### Enunciado 1
Copie do resumo de tese abaixo o trecho começando em "o pesquisador, autor" e terminando em "de Yves Schwartz.".
### Enunciado 2
Com base no resumo de tese abaixo, explique em até três frases por que se considerou vantajoso o pesquisador ser também o diretor da unidade de saúde.

### Texto de origem

Laboreal vol.11 no.1 Porto jul. 2015

https://doi.org/10.15667/laborealxi0115wfs 

RESUMO DE TESE

 

Gestão em saúde, uma perspectiva ergológica: com quantos gestos se faz uma gestão

Gestión de la salud, una perspectiva "ergológica": cuántos gestos caracterizan una gestión

Gestion dans le domaine de la santé, une perspective ergologique: combien de gestes font une gestion

Health management, an ergological perspective: how many gestures to make a management

 

Wladimir Ferreira de Souza [1]

[1]Universidade do Estado do Rio de Janeiro(UERJ) Instituto de Psicologia Departamento de Psicologia Social e Institucional Rua São Francisco Xavier, 524 - 10º andar - Sala 10.006, bloco B Maracanã - Rio de Janeiro - RJ Brasil CEP: 20550-013

souzalandi@uol.com.br

 

Souza, W. F. (2009). Gestão em saúde, uma perspectiva ergológica: com quantos gestos se faz uma gestão. Tese de Doutoramento em Psicologia Social, Instituto de Psicologia, Universidade do Estado do Rio de Janeiro, Rio de Janeiro

 

 

1. INTRODUÇÃO

Na tese de doutoramento aqui apresentada analisou-se uma experiência concreta de gerenciamento em uma organização da rede pública de saúde no Brasil, orientada pela démarche ergológica. A tese (Souza, 2009) originou-se da pesquisa-intervenção realizada de 2005 a 2008 em um Centro Municipal de Saúde (CMS), localizado em um município do estado do Rio de Janeiro.

A discussão principal deu-se em torno da análise de uma modalidade gestionária, denominada ergogerenciamento (Souza & Athayde, 2011) - tradução livre do francês l'ergomanagement (Schwartz & Prévot-Carpentier, 2007). Entende-se que aí se compreende e se opera o que a ergologia (Schwartz, 2000; 2010a) denomina gestão das gestões, tendo como operador transversal o ponto de vista da atividade (Guérin, Laville, Daniellou, Duraffourg & Kerguelen, 2001).

Havia uma peculiaridade naquele lócus de intervenção e análise:

o pesquisador, autor da tese, era também o diretor geral da unidade de saúde. Desse modo, a pesquisa empreendeu-se conjuntamente com a experiência concreta de gerenciamento, o que permitiu trazer à tona diversas questões. Essas questões foram exaustivamente debatidas nas reuniões do grupo de pesquisa;

nos encontros com os trabalhadores, e também durante o estágio doutoral realizado em 2007 com financiamento da CAPES na Universidade de Aix-Marseille, sob a orientação de Yves Schwartz.

Entendeu-se que mantido o rigor teórico e metodológico, o desempenho da atividade de modo híbrido (o pesquisador sendo também o diretor) poderia ser extremamente favorável, tanto para o aprofundamento da pesquisa-intervenção, quanto para o encaminhamento mais resolutivo das problemáticas atinentes àquele local. Apostava-se ainda no profícuo desenvolvimento de uma experiência que se propunha seguir as vias possíveis para um ergogerenciamento.

Buscou-se explorar, no curso da própria atividade de gerenciamento, pistas que apontassem em que medida uma perspectiva gestionária - uma gerência ergológica (ou ergogerenciamento) orientada pela e para a atividade de trabalho - contribuiria para afirmar a potência de agir dos coletivos e poderia trazer à tona algumas das reservas de alternativas presentes naquela unidade de saúde.

### Material fornecido

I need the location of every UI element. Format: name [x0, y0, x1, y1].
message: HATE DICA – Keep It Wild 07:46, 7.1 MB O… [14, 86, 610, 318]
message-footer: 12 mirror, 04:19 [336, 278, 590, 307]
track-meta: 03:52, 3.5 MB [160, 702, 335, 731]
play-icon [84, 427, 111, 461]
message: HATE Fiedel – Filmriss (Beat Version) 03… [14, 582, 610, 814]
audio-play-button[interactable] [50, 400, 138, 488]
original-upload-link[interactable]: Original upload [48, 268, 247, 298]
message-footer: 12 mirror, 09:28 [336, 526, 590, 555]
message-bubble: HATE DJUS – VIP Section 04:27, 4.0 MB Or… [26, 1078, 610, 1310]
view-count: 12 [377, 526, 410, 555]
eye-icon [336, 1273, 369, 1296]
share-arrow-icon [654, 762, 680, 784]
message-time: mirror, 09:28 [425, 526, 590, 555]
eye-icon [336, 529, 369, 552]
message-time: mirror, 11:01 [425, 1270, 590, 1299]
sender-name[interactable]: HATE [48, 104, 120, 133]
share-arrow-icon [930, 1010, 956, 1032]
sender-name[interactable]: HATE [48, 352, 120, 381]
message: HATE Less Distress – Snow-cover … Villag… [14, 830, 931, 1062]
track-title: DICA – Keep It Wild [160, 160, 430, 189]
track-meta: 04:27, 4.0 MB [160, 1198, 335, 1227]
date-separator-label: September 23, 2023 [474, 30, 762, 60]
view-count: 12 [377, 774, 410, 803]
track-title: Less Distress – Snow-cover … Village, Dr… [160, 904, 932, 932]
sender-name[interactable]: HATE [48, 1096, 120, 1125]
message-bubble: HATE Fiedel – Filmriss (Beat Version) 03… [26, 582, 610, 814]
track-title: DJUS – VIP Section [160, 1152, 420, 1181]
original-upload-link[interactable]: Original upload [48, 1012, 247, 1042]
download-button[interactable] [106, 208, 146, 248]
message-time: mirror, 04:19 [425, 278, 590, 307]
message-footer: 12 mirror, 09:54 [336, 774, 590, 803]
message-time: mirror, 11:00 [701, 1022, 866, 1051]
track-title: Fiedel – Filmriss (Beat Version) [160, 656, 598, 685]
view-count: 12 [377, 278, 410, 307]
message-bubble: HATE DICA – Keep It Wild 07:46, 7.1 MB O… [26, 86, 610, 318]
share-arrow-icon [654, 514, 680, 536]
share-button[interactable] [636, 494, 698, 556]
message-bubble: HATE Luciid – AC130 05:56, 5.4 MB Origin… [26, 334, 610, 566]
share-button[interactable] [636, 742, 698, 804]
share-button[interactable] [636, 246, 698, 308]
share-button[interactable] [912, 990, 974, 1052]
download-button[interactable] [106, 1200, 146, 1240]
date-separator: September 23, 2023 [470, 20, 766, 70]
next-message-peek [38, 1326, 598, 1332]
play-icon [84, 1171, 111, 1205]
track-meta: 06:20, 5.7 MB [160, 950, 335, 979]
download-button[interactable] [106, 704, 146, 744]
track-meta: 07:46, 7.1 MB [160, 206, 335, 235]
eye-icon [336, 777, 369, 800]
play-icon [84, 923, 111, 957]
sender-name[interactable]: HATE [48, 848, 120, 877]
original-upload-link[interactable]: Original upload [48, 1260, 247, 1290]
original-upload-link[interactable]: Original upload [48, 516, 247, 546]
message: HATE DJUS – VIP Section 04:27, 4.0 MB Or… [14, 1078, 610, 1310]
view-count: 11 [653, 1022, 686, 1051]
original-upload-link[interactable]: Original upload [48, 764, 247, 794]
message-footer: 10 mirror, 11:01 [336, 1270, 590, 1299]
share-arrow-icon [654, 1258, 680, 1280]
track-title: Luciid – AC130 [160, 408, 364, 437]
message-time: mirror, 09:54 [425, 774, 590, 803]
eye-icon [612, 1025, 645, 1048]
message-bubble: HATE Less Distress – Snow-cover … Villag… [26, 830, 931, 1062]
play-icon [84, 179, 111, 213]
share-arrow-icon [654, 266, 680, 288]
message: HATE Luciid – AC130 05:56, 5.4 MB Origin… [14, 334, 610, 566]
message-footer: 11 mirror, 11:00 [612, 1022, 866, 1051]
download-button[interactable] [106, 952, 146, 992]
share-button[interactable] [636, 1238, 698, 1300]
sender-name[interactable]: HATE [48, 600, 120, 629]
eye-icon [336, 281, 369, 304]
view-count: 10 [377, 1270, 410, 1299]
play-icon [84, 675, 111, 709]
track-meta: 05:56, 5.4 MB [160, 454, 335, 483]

### Resultado 1
o pesquisador, autor da tese, era também o diretor geral da unidade de saúde. Desse modo, a pesquisa empreendeu-se conjuntamente com a experiência concreta de gerenciamento, o que permitiu trazer à tona diversas questões. Essas questões foram exaustivamente debatidas nas reuniões do grupo de pesquisa;

nos encontros com os trabalhadores, e também durante o estágio doutoral realizado em 2007 com financiamento da CAPES na Universidade de Aix-Marseille, sob a orientação de Yves Schwartz.

### Resultado 2
Entendeu-se que, mantido o rigor teórico e metodológico, esse desempenho híbrido da atividade poderia ser extremamente favorável. Ele ajudaria tanto a aprofundar a pesquisa-intervenção quanto a encaminhar de modo mais resolutivo os problemas daquele local. Apostava-se ainda no desenvolvimento de uma experiência que buscava seguir as vias possíveis para um ergogerenciamento.